# Work required:
Locate all lines with the word "khối" and copy them out.

====== Supplied information

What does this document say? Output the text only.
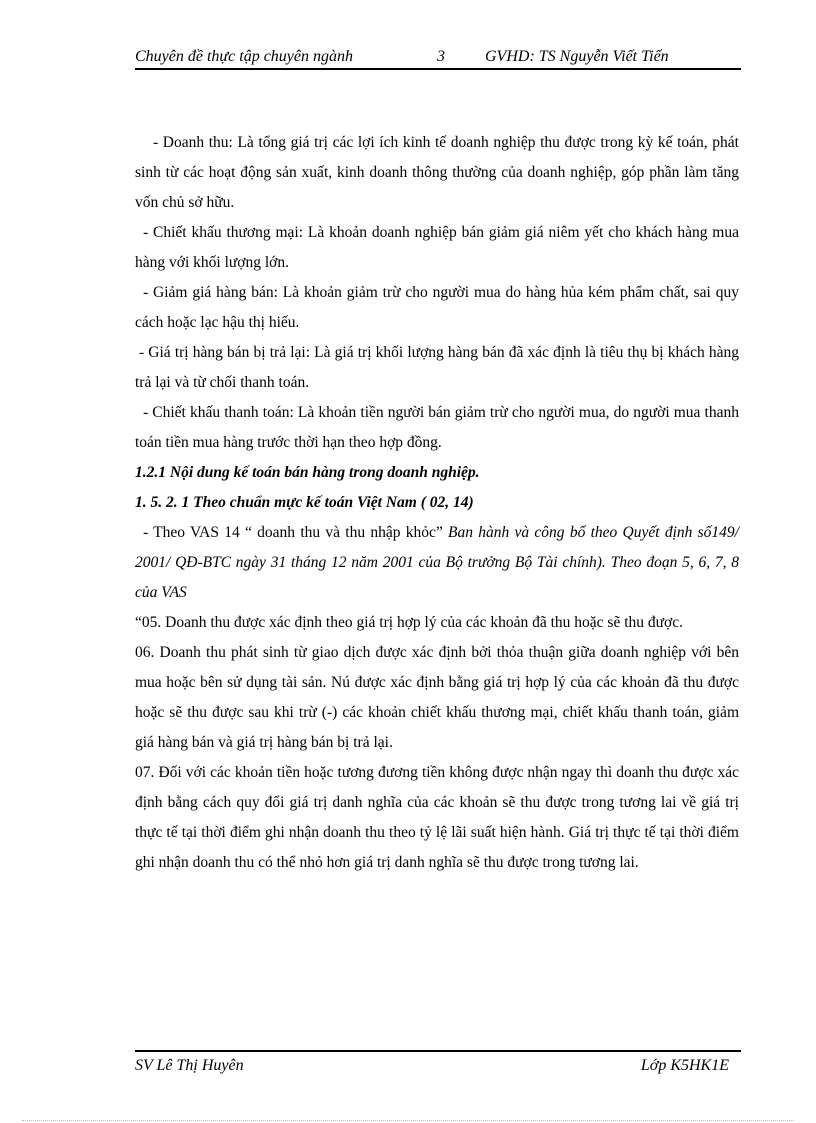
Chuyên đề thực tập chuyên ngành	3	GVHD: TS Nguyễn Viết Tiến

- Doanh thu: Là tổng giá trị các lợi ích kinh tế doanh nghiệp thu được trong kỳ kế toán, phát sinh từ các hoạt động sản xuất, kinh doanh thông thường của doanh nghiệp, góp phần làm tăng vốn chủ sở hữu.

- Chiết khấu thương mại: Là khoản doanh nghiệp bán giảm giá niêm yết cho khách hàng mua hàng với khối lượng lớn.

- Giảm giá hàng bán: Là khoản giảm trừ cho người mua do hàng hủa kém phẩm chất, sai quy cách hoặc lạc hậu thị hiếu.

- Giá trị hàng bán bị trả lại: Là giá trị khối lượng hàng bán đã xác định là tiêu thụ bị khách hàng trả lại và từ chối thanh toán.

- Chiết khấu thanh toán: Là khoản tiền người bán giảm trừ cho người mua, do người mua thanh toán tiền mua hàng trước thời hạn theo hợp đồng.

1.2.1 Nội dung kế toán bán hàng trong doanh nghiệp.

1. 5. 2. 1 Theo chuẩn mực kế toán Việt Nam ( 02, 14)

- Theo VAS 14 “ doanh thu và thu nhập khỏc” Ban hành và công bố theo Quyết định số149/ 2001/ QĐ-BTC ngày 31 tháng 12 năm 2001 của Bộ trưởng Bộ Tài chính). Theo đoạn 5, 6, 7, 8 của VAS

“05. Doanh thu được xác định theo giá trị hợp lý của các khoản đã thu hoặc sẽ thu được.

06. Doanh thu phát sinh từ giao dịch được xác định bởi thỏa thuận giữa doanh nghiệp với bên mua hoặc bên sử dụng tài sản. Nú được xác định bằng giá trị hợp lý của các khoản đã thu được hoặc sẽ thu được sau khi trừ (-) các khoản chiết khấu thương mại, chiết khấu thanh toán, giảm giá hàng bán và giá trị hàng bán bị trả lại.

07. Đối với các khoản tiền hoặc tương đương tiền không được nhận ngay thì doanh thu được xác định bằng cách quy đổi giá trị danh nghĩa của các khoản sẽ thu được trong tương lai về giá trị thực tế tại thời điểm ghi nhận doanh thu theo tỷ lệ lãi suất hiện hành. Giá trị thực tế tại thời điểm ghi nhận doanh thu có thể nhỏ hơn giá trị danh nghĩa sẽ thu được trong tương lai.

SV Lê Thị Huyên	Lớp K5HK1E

============

# Complete response:
- Chiết khấu thương mại: Là khoản doanh nghiệp bán giảm giá niêm yết cho khách hàng mua hàng với khối lượng lớn.
- Giá trị hàng bán bị trả lại: Là giá trị khối lượng hàng bán đã xác định là tiêu thụ bị khách hàng trả lại và từ chối thanh toán.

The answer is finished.